▶ _WHAT TO PRODUCE_:
Tally the lines in the following entries that include the word "text"; state only the total.

[Saved entries]

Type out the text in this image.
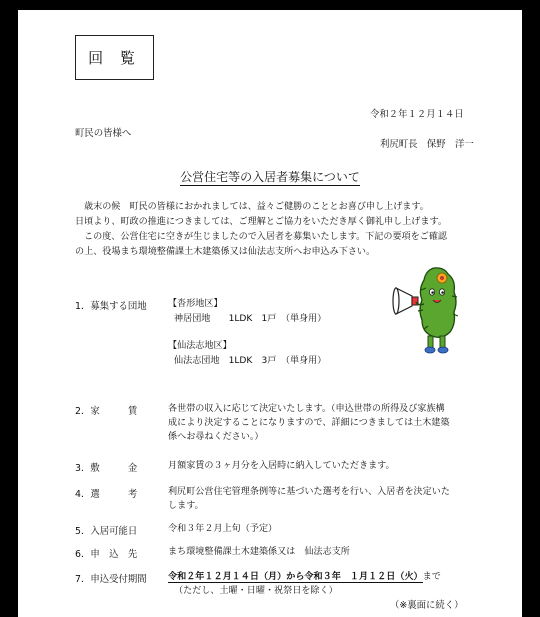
回 覧
令和２年１２月１４日
町民の皆様へ
利尻町長　保野　洋一
公営住宅等の入居者募集について
歳末の候　町民の皆様におかれましては、益々ご健勝のこととお喜び申し上げます。
日頃より、町政の推進につきましては、ご理解とご協力をいただき厚く御礼申し上げます。
この度、公営住宅に空きが生じましたので入居者を募集いたします。下記の要項をご確認
の上、役場まち環境整備課土木建築係又は仙法志支所へお申込み下さい。
1．募集する団地 【沓形地区】
神居団地　　1LDK　1戸　（単身用）
【仙法志地区】
仙法志団地　1LDK　3戸　（単身用）
2．家　　　賃	各世帯の収入に応じて決定いたします。（申込世帯の所得及び家族構
成により決定することになりますので、詳細につきましては土木建築
係へお尋ねください。）
3．敷　　　金	月額家賃の３ヶ月分を入居時に納入していただきます。
4．選　　　考	利尻町公営住宅管理条例等に基づいた選考を行い、入居者を決定いた
します。
5．入居可能日	令和３年２月上旬（予定）
6．申　込　先	まち環境整備課土木建築係又は　仙法志支所
7．申込受付期間 令和２年１２月１４日（月）から令和３年　１月１２日（火）まで
（ただし、土曜・日曜・祝祭日を除く）
（※裏面に続く）
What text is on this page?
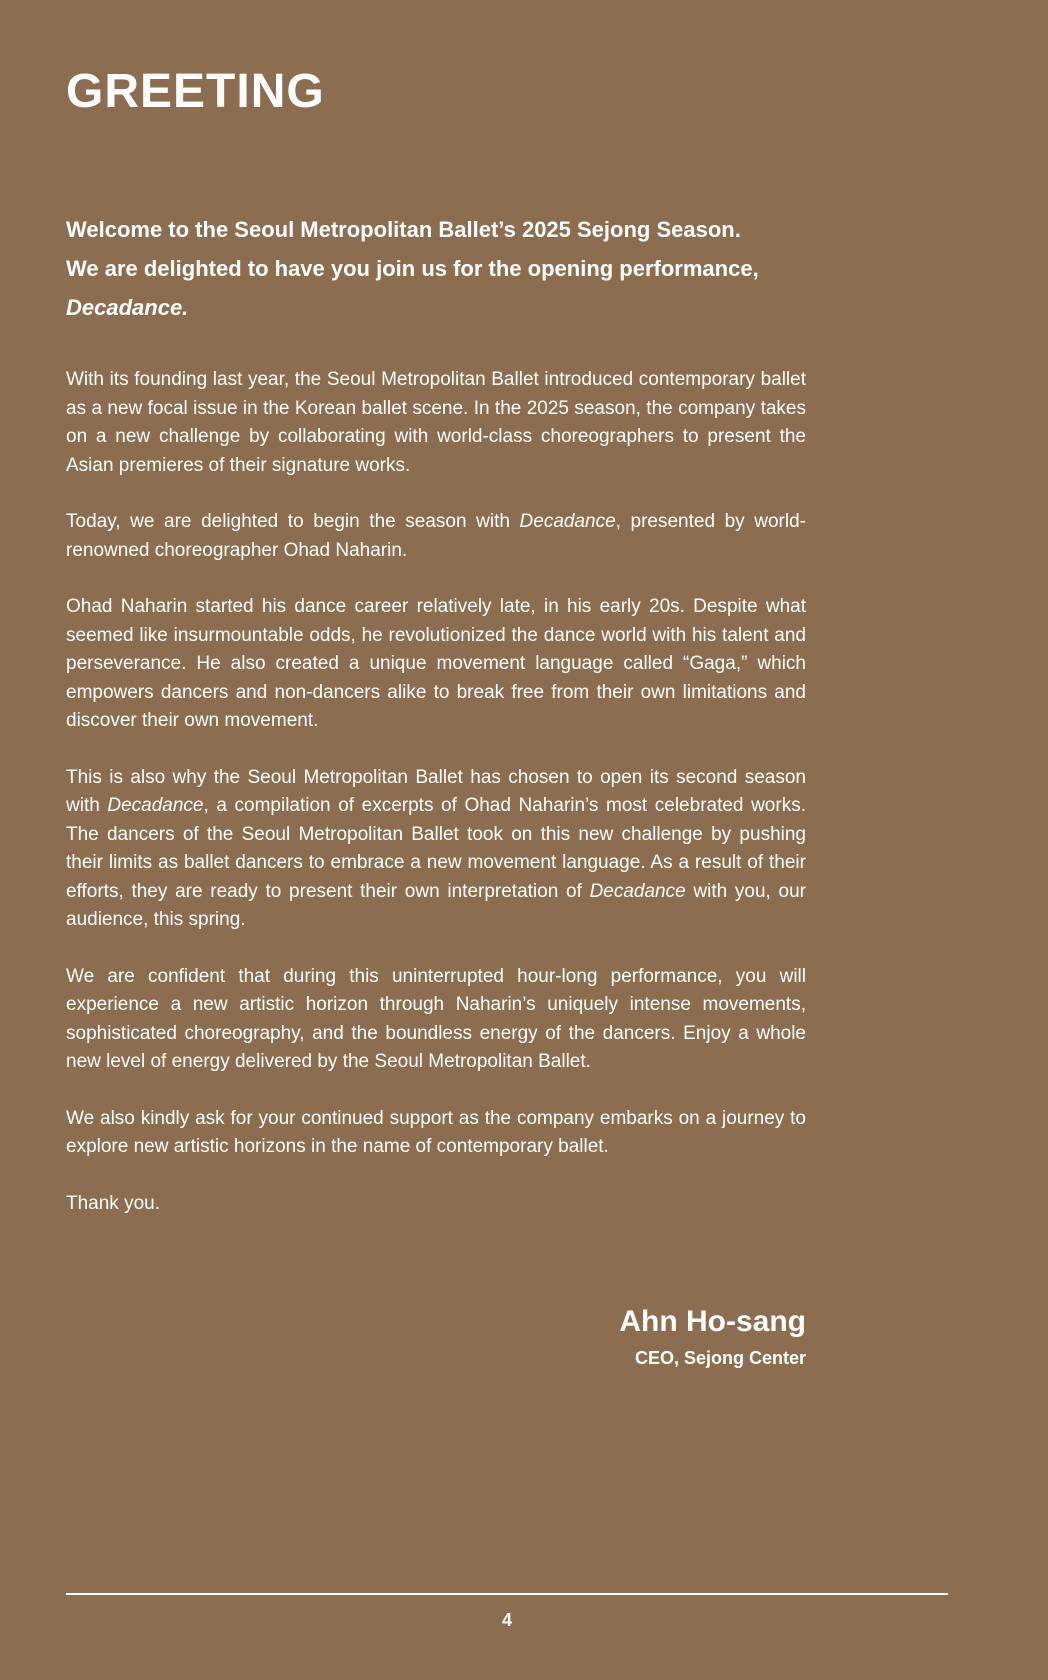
GREETING
Welcome to the Seoul Metropolitan Ballet’s 2025 Sejong Season.
We are delighted to have you join us for the opening performance,
Decadance.

With its founding last year, the Seoul Metropolitan Ballet introduced contemporary ballet as a new focal issue in the Korean ballet scene. In the 2025 season, the company takes on a new challenge by collaborating with world-class choreographers to present the Asian premieres of their signature works.

Today, we are delighted to begin the season with Decadance, presented by world-renowned choreographer Ohad Naharin.

Ohad Naharin started his dance career relatively late, in his early 20s. Despite what seemed like insurmountable odds, he revolutionized the dance world with his talent and perseverance. He also created a unique movement language called “Gaga,” which empowers dancers and non-dancers alike to break free from their own limitations and discover their own movement.

This is also why the Seoul Metropolitan Ballet has chosen to open its second season with Decadance, a compilation of excerpts of Ohad Naharin’s most celebrated works. The dancers of the Seoul Metropolitan Ballet took on this new challenge by pushing their limits as ballet dancers to embrace a new movement language. As a result of their efforts, they are ready to present their own interpretation of Decadance with you, our audience, this spring.

We are confident that during this uninterrupted hour-long performance, you will experience a new artistic horizon through Naharin’s uniquely intense movements, sophisticated choreography, and the boundless energy of the dancers. Enjoy a whole new level of energy delivered by the Seoul Metropolitan Ballet.

We also kindly ask for your continued support as the company embarks on a journey to explore new artistic horizons in the name of contemporary ballet.

Thank you.

Ahn Ho-sang
CEO, Sejong Center
4
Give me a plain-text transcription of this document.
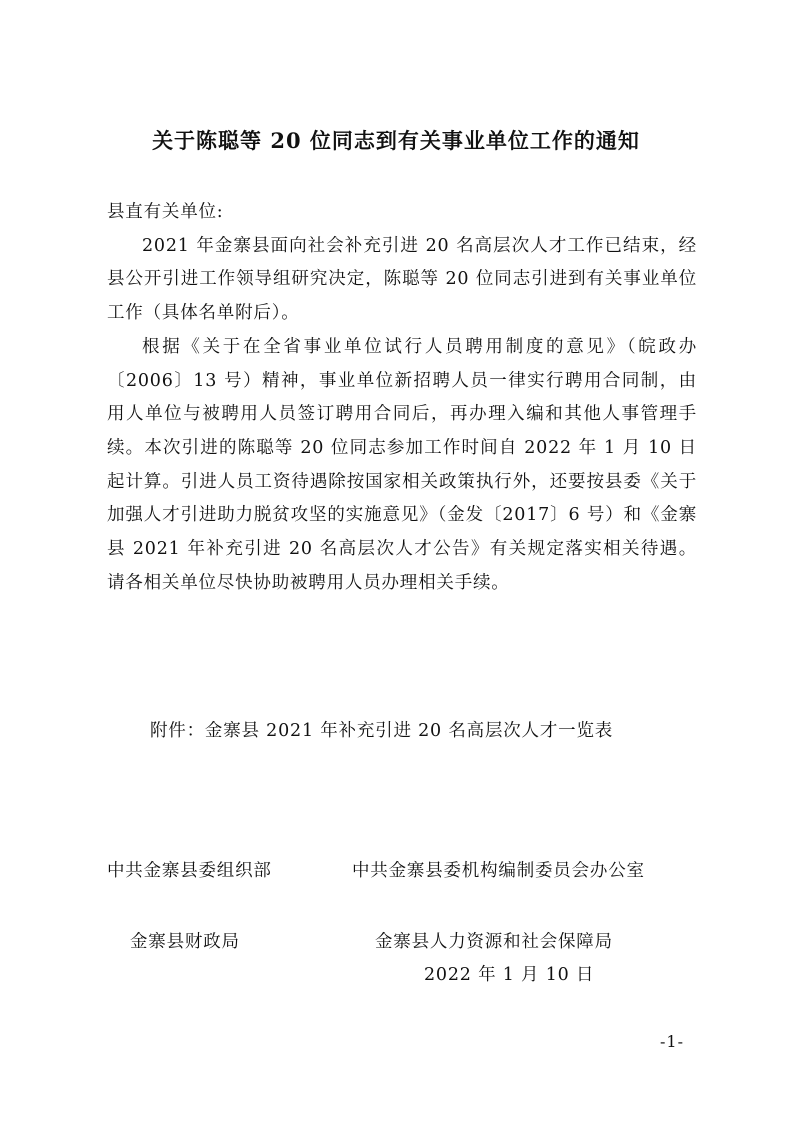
关于陈聪等 20 位同志到有关事业单位工作的通知

县直有关单位:

2021 年金寨县面向社会补充引进 20 名高层次人才工作已结束，经县公开引进工作领导组研究决定，陈聪等 20 位同志引进到有关事业单位工作（具体名单附后）。

根据《关于在全省事业单位试行人员聘用制度的意见》（皖政办〔2006〕13 号）精神，事业单位新招聘人员一律实行聘用合同制，由用人单位与被聘用人员签订聘用合同后，再办理入编和其他人事管理手续。本次引进的陈聪等 20 位同志参加工作时间自 2022 年 1 月 10 日起计算。引进人员工资待遇除按国家相关政策执行外，还要按县委《关于加强人才引进助力脱贫攻坚的实施意见》（金发〔2017〕6 号）和《金寨县 2021 年补充引进 20 名高层次人才公告》有关规定落实相关待遇。请各相关单位尽快协助被聘用人员办理相关手续。

附件：金寨县 2021 年补充引进 20 名高层次人才一览表
中共金寨县委组织部	中共金寨县委机构编制委员会办公室
金寨县财政局	金寨县人力资源和社会保障局
2022 年 1 月 10 日
-1-
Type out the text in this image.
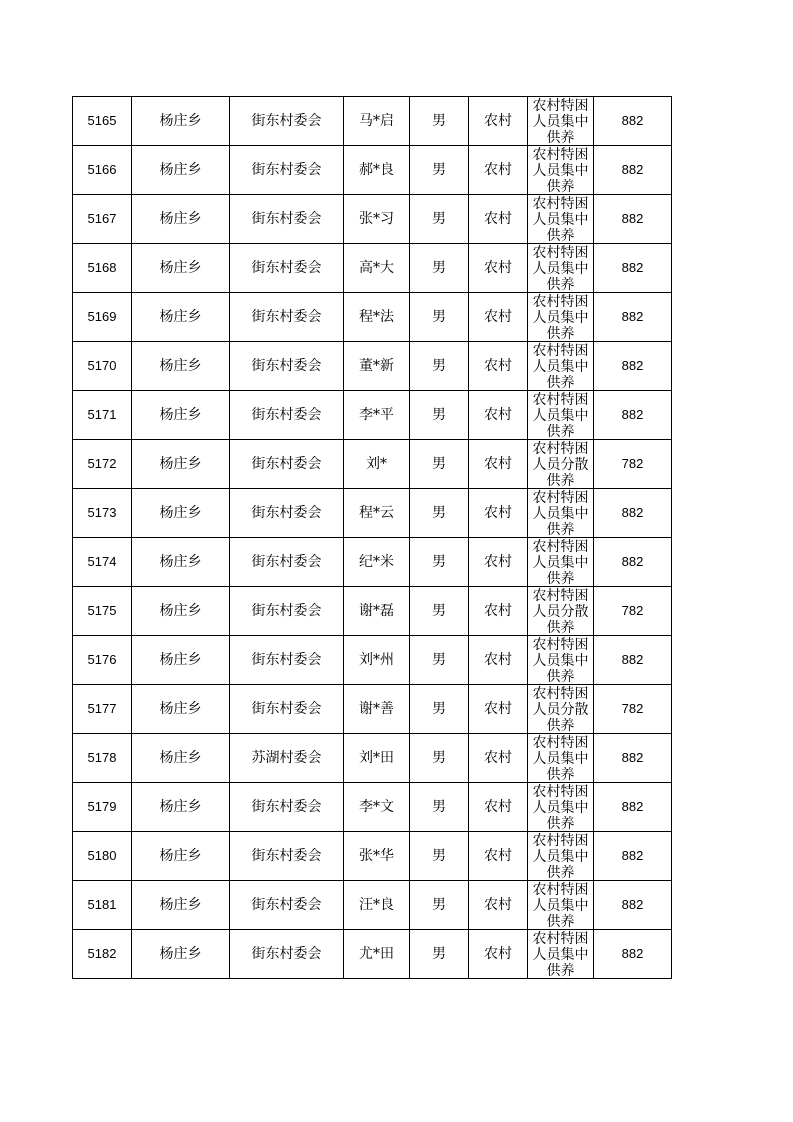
5165	杨庄乡	街东村委会	马*启	男	农村	农村特困人员集中供养	882
5166	杨庄乡	街东村委会	郝*良	男	农村	农村特困人员集中供养	882
5167	杨庄乡	街东村委会	张*习	男	农村	农村特困人员集中供养	882
5168	杨庄乡	街东村委会	高*大	男	农村	农村特困人员集中供养	882
5169	杨庄乡	街东村委会	程*法	男	农村	农村特困人员集中供养	882
5170	杨庄乡	街东村委会	董*新	男	农村	农村特困人员集中供养	882
5171	杨庄乡	街东村委会	李*平	男	农村	农村特困人员集中供养	882
5172	杨庄乡	街东村委会	刘*	男	农村	农村特困人员分散供养	782
5173	杨庄乡	街东村委会	程*云	男	农村	农村特困人员集中供养	882
5174	杨庄乡	街东村委会	纪*米	男	农村	农村特困人员集中供养	882
5175	杨庄乡	街东村委会	谢*磊	男	农村	农村特困人员分散供养	782
5176	杨庄乡	街东村委会	刘*州	男	农村	农村特困人员集中供养	882
5177	杨庄乡	街东村委会	谢*善	男	农村	农村特困人员分散供养	782
5178	杨庄乡	苏湖村委会	刘*田	男	农村	农村特困人员集中供养	882
5179	杨庄乡	街东村委会	李*文	男	农村	农村特困人员集中供养	882
5180	杨庄乡	街东村委会	张*华	男	农村	农村特困人员集中供养	882
5181	杨庄乡	街东村委会	汪*良	男	农村	农村特困人员集中供养	882
5182	杨庄乡	街东村委会	尤*田	男	农村	农村特困人员集中供养	882
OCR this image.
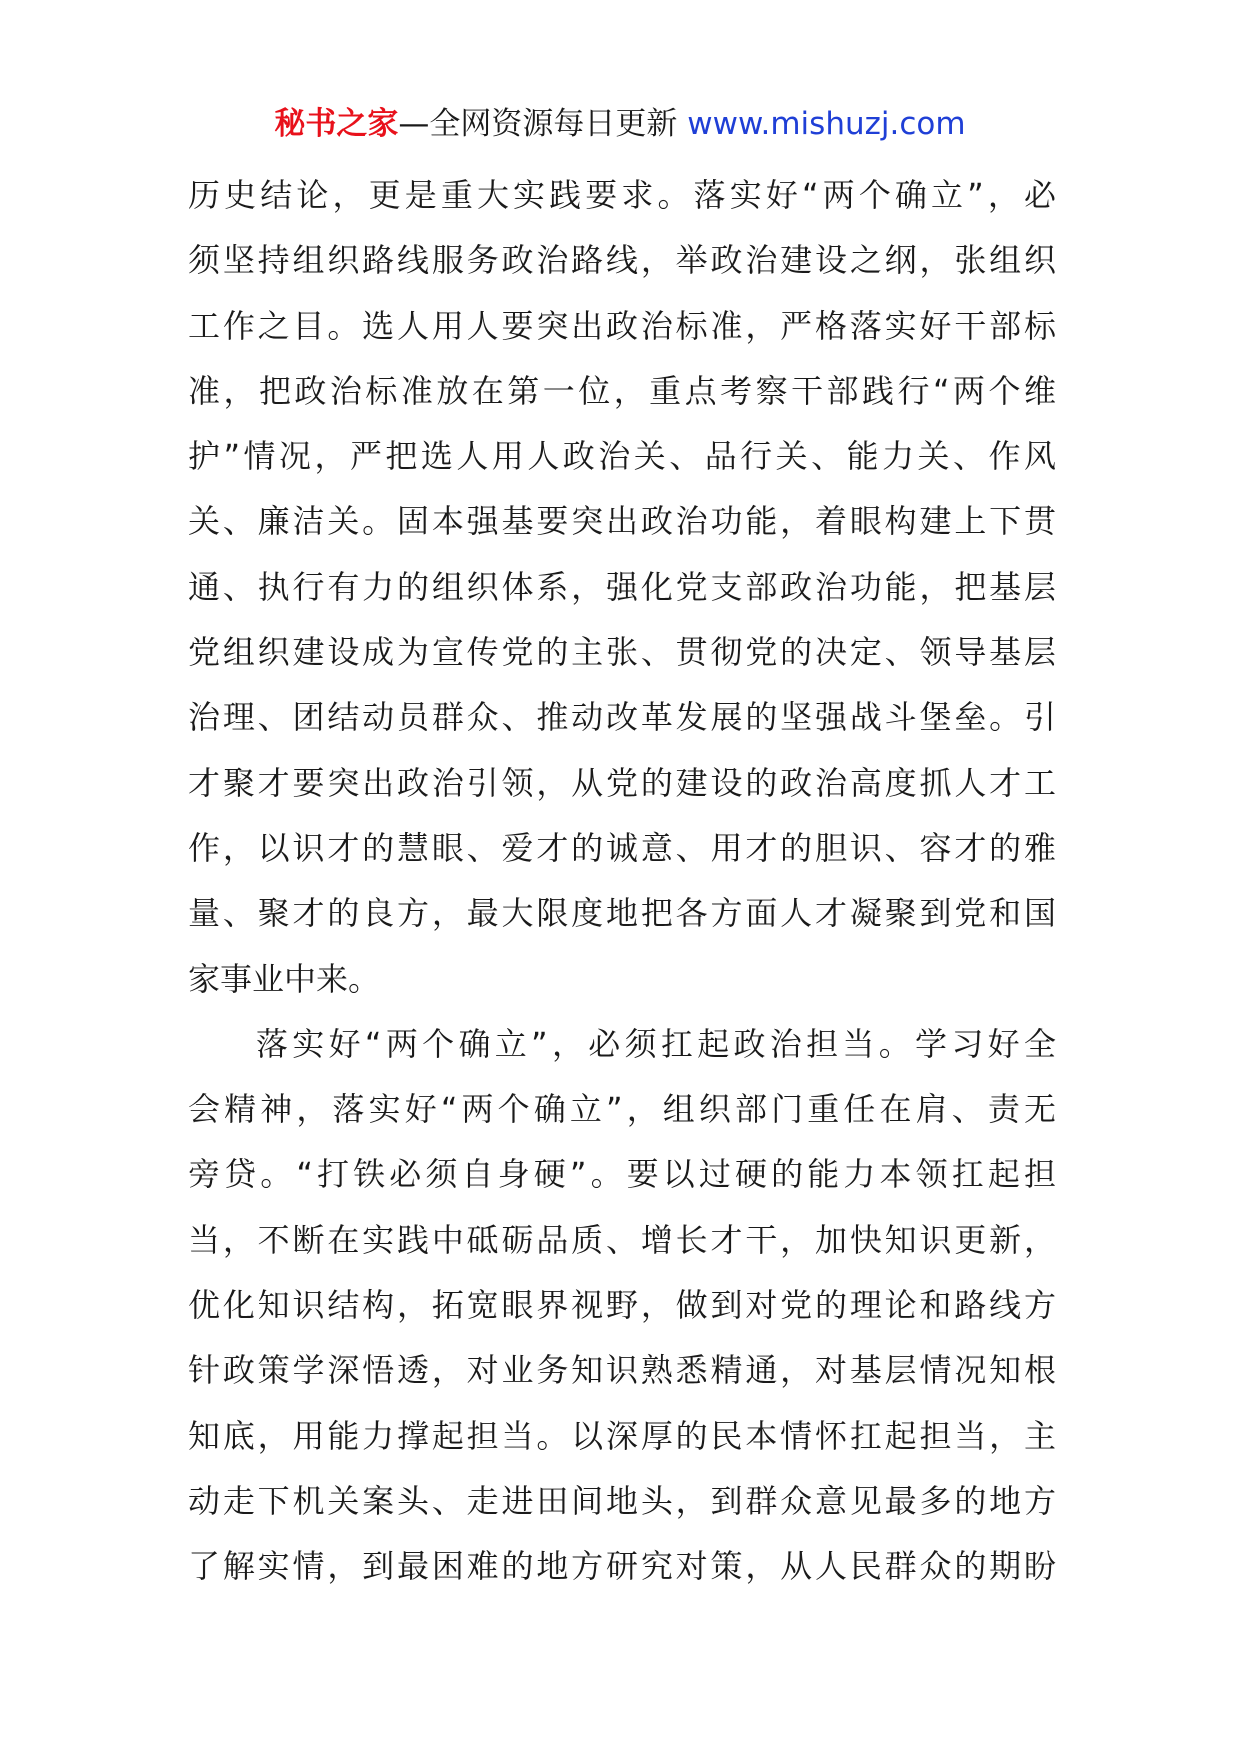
秘书之家—全网资源每日更新 www.mishuzj.com
历史结论，更是重大实践要求。落实好“两个确立”，必
须坚持组织路线服务政治路线，举政治建设之纲，张组织
工作之目。选人用人要突出政治标准，严格落实好干部标
准，把政治标准放在第一位，重点考察干部践行“两个维
护”情况，严把选人用人政治关、品行关、能力关、作风
关、廉洁关。固本强基要突出政治功能，着眼构建上下贯
通、执行有力的组织体系，强化党支部政治功能，把基层
党组织建设成为宣传党的主张、贯彻党的决定、领导基层
治理、团结动员群众、推动改革发展的坚强战斗堡垒。引
才聚才要突出政治引领，从党的建设的政治高度抓人才工
作，以识才的慧眼、爱才的诚意、用才的胆识、容才的雅
量、聚才的良方，最大限度地把各方面人才凝聚到党和国
家事业中来。
落实好“两个确立”，必须扛起政治担当。学习好全
会精神，落实好“两个确立”，组织部门重任在肩、责无
旁贷。“打铁必须自身硬”。要以过硬的能力本领扛起担
当，不断在实践中砥砺品质、增长才干，加快知识更新，
优化知识结构，拓宽眼界视野，做到对党的理论和路线方
针政策学深悟透，对业务知识熟悉精通，对基层情况知根
知底，用能力撑起担当。以深厚的民本情怀扛起担当，主
动走下机关案头、走进田间地头，到群众意见最多的地方
了解实情，到最困难的地方研究对策，从人民群众的期盼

▶ _CORRECT RESULT_:
4